>> BEGIN Dataset

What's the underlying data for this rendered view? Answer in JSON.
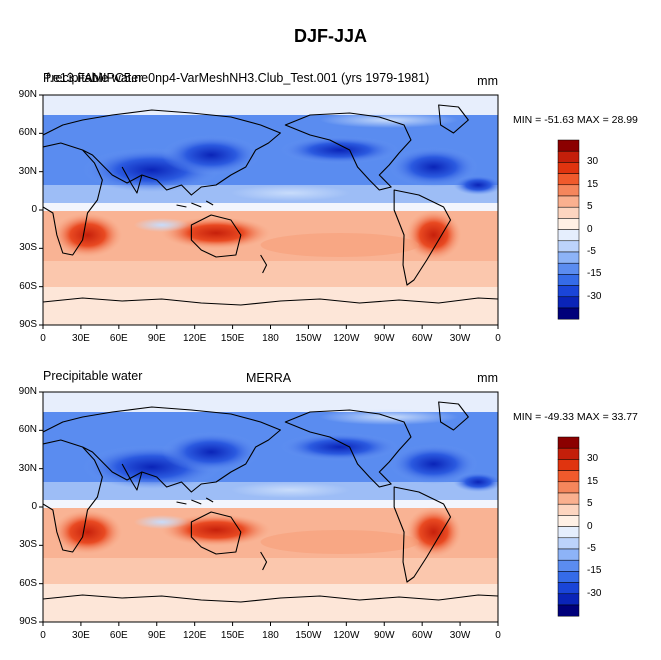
{
  "title": "DJF-JJA",
  "panels": [
    {
      "left_label": "Precipitable water",
      "center_label": "f.e13.FAMIPC5.ne0np4-VarMeshNH3.Club_Test.001 (yrs 1979-1981)",
      "units": "mm",
      "stats": "MIN = -51.63 MAX =  28.99"
    },
    {
      "left_label": "Precipitable water",
      "center_label": "MERRA",
      "units": "mm",
      "stats": "MIN = -49.33 MAX =  33.77"
    }
  ],
  "lat_ticks": [
    "90N",
    "60N",
    "30N",
    "0",
    "30S",
    "60S",
    "90S"
  ],
  "lon_ticks": [
    "0",
    "30E",
    "60E",
    "90E",
    "120E",
    "150E",
    "180",
    "150W",
    "120W",
    "90W",
    "60W",
    "30W",
    "0"
  ],
  "colorbar": {
    "labels": [
      "30",
      "15",
      "5",
      "0",
      "-5",
      "-15",
      "-30"
    ],
    "colors": [
      "#8b0000",
      "#c41f0a",
      "#e0340f",
      "#f05a2c",
      "#f5865c",
      "#fab08f",
      "#fdd5c0",
      "#fff0e5",
      "#e5eefd",
      "#bcd3fb",
      "#8db3f7",
      "#5b8cf0",
      "#356be8",
      "#1a45d8",
      "#0a24b8",
      "#00007a"
    ]
  }
}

>> END Dataset

Problem requirements:
Leave out the pictures and repeat everything else in the records exactly.

Exercise answer:
What's the underlying data for this rendered view? Answer in JSON.
{
  "title": "DJF-JJA",
  "panels": [
    {
      "left_label": "Precipitable water",
      "center_label": "f.e13.FAMIPC5.ne0np4-VarMeshNH3.Club_Test.001 (yrs 1979-1981)",
      "units": "mm",
      "stats": "MIN = -51.63 MAX =  28.99"
    },
    {
      "left_label": "Precipitable water",
      "center_label": "MERRA",
      "units": "mm",
      "stats": "MIN = -49.33 MAX =  33.77"
    }
  ],
  "lat_ticks": [
    "90N",
    "60N",
    "30N",
    "0",
    "30S",
    "60S",
    "90S"
  ],
  "lon_ticks": [
    "0",
    "30E",
    "60E",
    "90E",
    "120E",
    "150E",
    "180",
    "150W",
    "120W",
    "90W",
    "60W",
    "30W",
    "0"
  ],
  "colorbar": {
    "labels": [
      "30",
      "15",
      "5",
      "0",
      "-5",
      "-15",
      "-30"
    ],
    "colors": [
      "#8b0000",
      "#c41f0a",
      "#e0340f",
      "#f05a2c",
      "#f5865c",
      "#fab08f",
      "#fdd5c0",
      "#fff0e5",
      "#e5eefd",
      "#bcd3fb",
      "#8db3f7",
      "#5b8cf0",
      "#356be8",
      "#1a45d8",
      "#0a24b8",
      "#00007a"
    ]
  }
}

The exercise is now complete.